**DIRECTIONS FOR THIS TASK**:
Write out the listing below exactly, and omit any images you find in it.

-- BEGIN DATA ENTRIES --

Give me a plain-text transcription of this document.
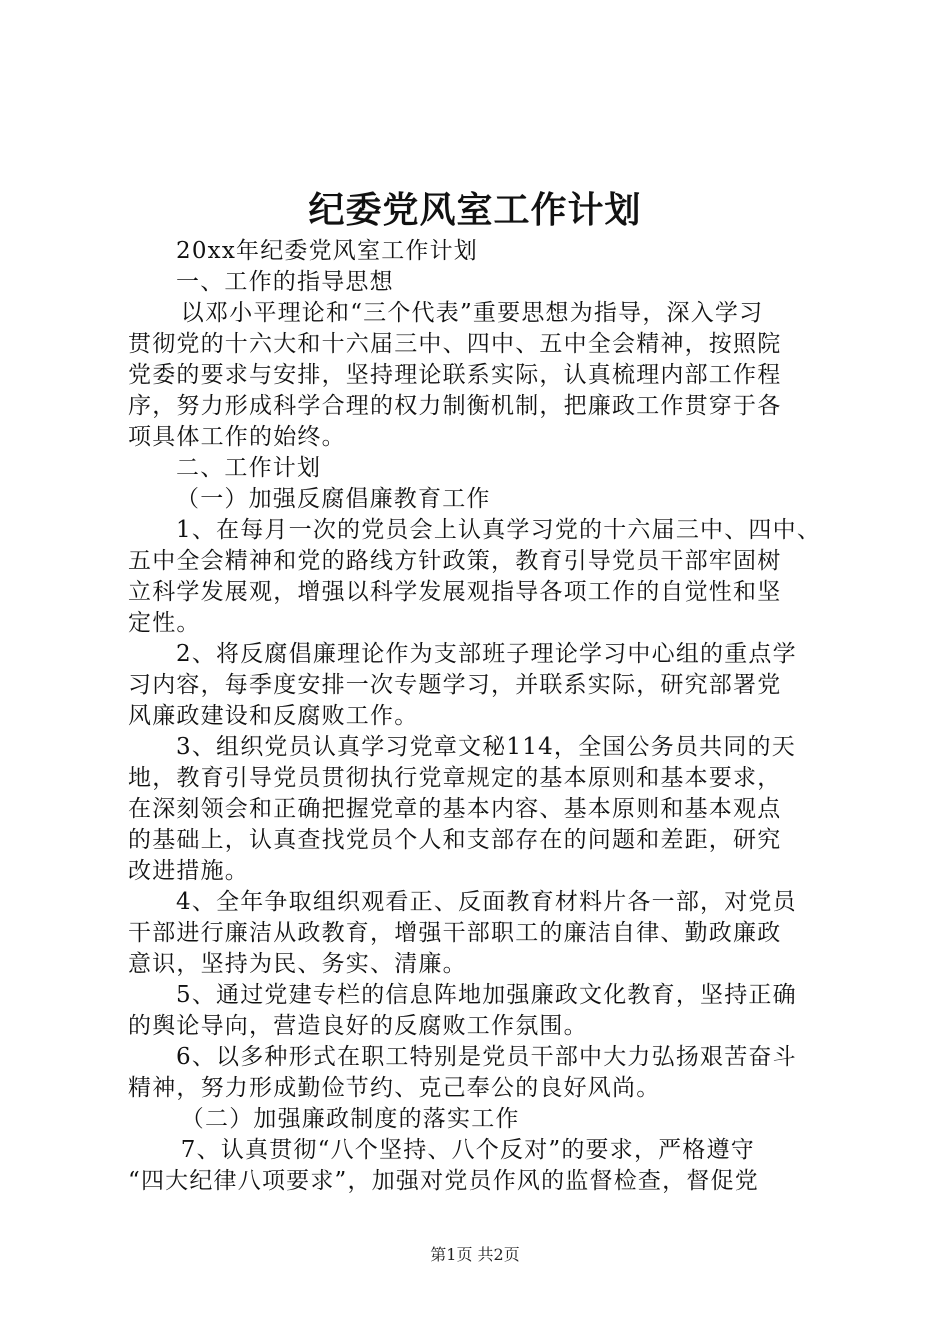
纪委党风室工作计划
20xx年纪委党风室工作计划
一、工作的指导思想
以邓小平理论和“三个代表”重要思想为指导，深入学习
贯彻党的十六大和十六届三中、四中、五中全会精神，按照院
党委的要求与安排，坚持理论联系实际，认真梳理内部工作程
序，努力形成科学合理的权力制衡机制，把廉政工作贯穿于各
项具体工作的始终。
二、工作计划
（一）加强反腐倡廉教育工作
1、在每月一次的党员会上认真学习党的十六届三中、四中、
五中全会精神和党的路线方针政策，教育引导党员干部牢固树
立科学发展观，增强以科学发展观指导各项工作的自觉性和坚
定性。
2、将反腐倡廉理论作为支部班子理论学习中心组的重点学
习内容，每季度安排一次专题学习，并联系实际，研究部署党
风廉政建设和反腐败工作。
3、组织党员认真学习党章文秘114，全国公务员共同的天
地，教育引导党员贯彻执行党章规定的基本原则和基本要求，
在深刻领会和正确把握党章的基本内容、基本原则和基本观点
的基础上，认真查找党员个人和支部存在的问题和差距，研究
改进措施。
4、全年争取组织观看正、反面教育材料片各一部，对党员
干部进行廉洁从政教育，增强干部职工的廉洁自律、勤政廉政
意识，坚持为民、务实、清廉。
5、通过党建专栏的信息阵地加强廉政文化教育，坚持正确
的舆论导向，营造良好的反腐败工作氛围。
6、以多种形式在职工特别是党员干部中大力弘扬艰苦奋斗
精神，努力形成勤俭节约、克己奉公的良好风尚。
（二）加强廉政制度的落实工作
7、认真贯彻“八个坚持、八个反对”的要求，严格遵守
“四大纪律八项要求”，加强对党员作风的监督检查，督促党
第1页 共2页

-- END DATA ENTRIES --

**RESPONSE BELOW**:
Give me a plain-text transcription of this document.
纪委党风室工作计划
20xx年纪委党风室工作计划
一、工作的指导思想
以邓小平理论和“三个代表”重要思想为指导，深入学习
贯彻党的十六大和十六届三中、四中、五中全会精神，按照院
党委的要求与安排，坚持理论联系实际，认真梳理内部工作程
序，努力形成科学合理的权力制衡机制，把廉政工作贯穿于各
项具体工作的始终。
二、工作计划
（一）加强反腐倡廉教育工作
1、在每月一次的党员会上认真学习党的十六届三中、四中、
五中全会精神和党的路线方针政策，教育引导党员干部牢固树
立科学发展观，增强以科学发展观指导各项工作的自觉性和坚
定性。
2、将反腐倡廉理论作为支部班子理论学习中心组的重点学
习内容，每季度安排一次专题学习，并联系实际，研究部署党
风廉政建设和反腐败工作。
3、组织党员认真学习党章文秘114，全国公务员共同的天
地，教育引导党员贯彻执行党章规定的基本原则和基本要求，
在深刻领会和正确把握党章的基本内容、基本原则和基本观点
的基础上，认真查找党员个人和支部存在的问题和差距，研究
改进措施。
4、全年争取组织观看正、反面教育材料片各一部，对党员
干部进行廉洁从政教育，增强干部职工的廉洁自律、勤政廉政
意识，坚持为民、务实、清廉。
5、通过党建专栏的信息阵地加强廉政文化教育，坚持正确
的舆论导向，营造良好的反腐败工作氛围。
6、以多种形式在职工特别是党员干部中大力弘扬艰苦奋斗
精神，努力形成勤俭节约、克己奉公的良好风尚。
（二）加强廉政制度的落实工作
7、认真贯彻“八个坚持、八个反对”的要求，严格遵守
“四大纪律八项要求”，加强对党员作风的监督检查，督促党
第1页 共2页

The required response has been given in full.